* TASK REQUIREMENTS *
Below are some records; return each one exactly.
== DATASET RECORDS
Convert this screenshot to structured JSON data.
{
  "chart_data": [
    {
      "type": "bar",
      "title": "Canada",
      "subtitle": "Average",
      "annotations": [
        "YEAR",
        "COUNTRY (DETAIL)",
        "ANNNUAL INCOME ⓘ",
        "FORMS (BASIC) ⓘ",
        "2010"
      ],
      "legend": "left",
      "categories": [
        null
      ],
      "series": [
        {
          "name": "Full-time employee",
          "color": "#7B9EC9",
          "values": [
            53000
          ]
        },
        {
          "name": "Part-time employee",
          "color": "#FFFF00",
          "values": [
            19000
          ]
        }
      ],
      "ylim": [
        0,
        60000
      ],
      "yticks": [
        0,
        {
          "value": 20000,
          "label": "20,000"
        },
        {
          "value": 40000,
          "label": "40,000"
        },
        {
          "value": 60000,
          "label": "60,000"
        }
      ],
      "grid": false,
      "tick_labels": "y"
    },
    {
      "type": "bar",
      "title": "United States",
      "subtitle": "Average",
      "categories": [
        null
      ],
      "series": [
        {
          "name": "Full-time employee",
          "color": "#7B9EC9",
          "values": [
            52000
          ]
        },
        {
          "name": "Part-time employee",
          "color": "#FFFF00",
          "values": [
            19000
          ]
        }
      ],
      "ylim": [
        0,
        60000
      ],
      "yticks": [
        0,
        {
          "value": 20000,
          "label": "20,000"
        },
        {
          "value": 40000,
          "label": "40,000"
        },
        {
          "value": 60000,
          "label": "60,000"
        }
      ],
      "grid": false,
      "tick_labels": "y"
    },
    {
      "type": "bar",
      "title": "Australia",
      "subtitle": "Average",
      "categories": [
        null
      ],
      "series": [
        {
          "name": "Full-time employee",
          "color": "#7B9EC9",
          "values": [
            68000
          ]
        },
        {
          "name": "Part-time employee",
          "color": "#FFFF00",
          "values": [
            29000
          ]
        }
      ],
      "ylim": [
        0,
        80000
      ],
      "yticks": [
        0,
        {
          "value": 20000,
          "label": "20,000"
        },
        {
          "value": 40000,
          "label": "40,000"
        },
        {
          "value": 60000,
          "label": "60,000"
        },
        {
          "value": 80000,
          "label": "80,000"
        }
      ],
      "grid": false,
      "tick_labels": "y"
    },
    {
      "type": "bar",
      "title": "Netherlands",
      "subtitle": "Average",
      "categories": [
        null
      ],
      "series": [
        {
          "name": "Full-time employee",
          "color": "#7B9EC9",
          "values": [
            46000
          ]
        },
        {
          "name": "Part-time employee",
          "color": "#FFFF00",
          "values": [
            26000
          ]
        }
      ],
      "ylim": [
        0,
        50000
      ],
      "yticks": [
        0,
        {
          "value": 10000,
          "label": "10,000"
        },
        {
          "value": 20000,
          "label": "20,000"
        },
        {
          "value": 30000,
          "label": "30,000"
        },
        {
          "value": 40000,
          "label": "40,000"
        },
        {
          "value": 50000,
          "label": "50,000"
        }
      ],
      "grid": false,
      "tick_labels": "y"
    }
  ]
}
====
* TASK RESULT *
Convert this screenshot to structured JSON data.
{
  "chart_data": [
    {
      "type": "bar",
      "title": "Canada",
      "subtitle": "Average",
      "annotations": [
        "YEAR",
        "COUNTRY (DETAIL)",
        "ANNNUAL INCOME ⓘ",
        "FORMS (BASIC) ⓘ",
        "2010"
      ],
      "legend": "left",
      "categories": [
        null
      ],
      "series": [
        {
          "name": "Full-time employee",
          "color": "#7B9EC9",
          "values": [
            53000
          ]
        },
        {
          "name": "Part-time employee",
          "color": "#FFFF00",
          "values": [
            19000
          ]
        }
      ],
      "ylim": [
        0,
        60000
      ],
      "yticks": [
        0,
        {
          "value": 20000,
          "label": "20,000"
        },
        {
          "value": 40000,
          "label": "40,000"
        },
        {
          "value": 60000,
          "label": "60,000"
        }
      ],
      "grid": false,
      "tick_labels": "y"
    },
    {
      "type": "bar",
      "title": "United States",
      "subtitle": "Average",
      "categories": [
        null
      ],
      "series": [
        {
          "name": "Full-time employee",
          "color": "#7B9EC9",
          "values": [
            52000
          ]
        },
        {
          "name": "Part-time employee",
          "color": "#FFFF00",
          "values": [
            19000
          ]
        }
      ],
      "ylim": [
        0,
        60000
      ],
      "yticks": [
        0,
        {
          "value": 20000,
          "label": "20,000"
        },
        {
          "value": 40000,
          "label": "40,000"
        },
        {
          "value": 60000,
          "label": "60,000"
        }
      ],
      "grid": false,
      "tick_labels": "y"
    },
    {
      "type": "bar",
      "title": "Australia",
      "subtitle": "Average",
      "categories": [
        null
      ],
      "series": [
        {
          "name": "Full-time employee",
          "color": "#7B9EC9",
          "values": [
            68000
          ]
        },
        {
          "name": "Part-time employee",
          "color": "#FFFF00",
          "values": [
            29000
          ]
        }
      ],
      "ylim": [
        0,
        80000
      ],
      "yticks": [
        0,
        {
          "value": 20000,
          "label": "20,000"
        },
        {
          "value": 40000,
          "label": "40,000"
        },
        {
          "value": 60000,
          "label": "60,000"
        },
        {
          "value": 80000,
          "label": "80,000"
        }
      ],
      "grid": false,
      "tick_labels": "y"
    },
    {
      "type": "bar",
      "title": "Netherlands",
      "subtitle": "Average",
      "categories": [
        null
      ],
      "series": [
        {
          "name": "Full-time employee",
          "color": "#7B9EC9",
          "values": [
            46000
          ]
        },
        {
          "name": "Part-time employee",
          "color": "#FFFF00",
          "values": [
            26000
          ]
        }
      ],
      "ylim": [
        0,
        50000
      ],
      "yticks": [
        0,
        {
          "value": 10000,
          "label": "10,000"
        },
        {
          "value": 20000,
          "label": "20,000"
        },
        {
          "value": 30000,
          "label": "30,000"
        },
        {
          "value": 40000,
          "label": "40,000"
        },
        {
          "value": 50000,
          "label": "50,000"
        }
      ],
      "grid": false,
      "tick_labels": "y"
    }
  ]
}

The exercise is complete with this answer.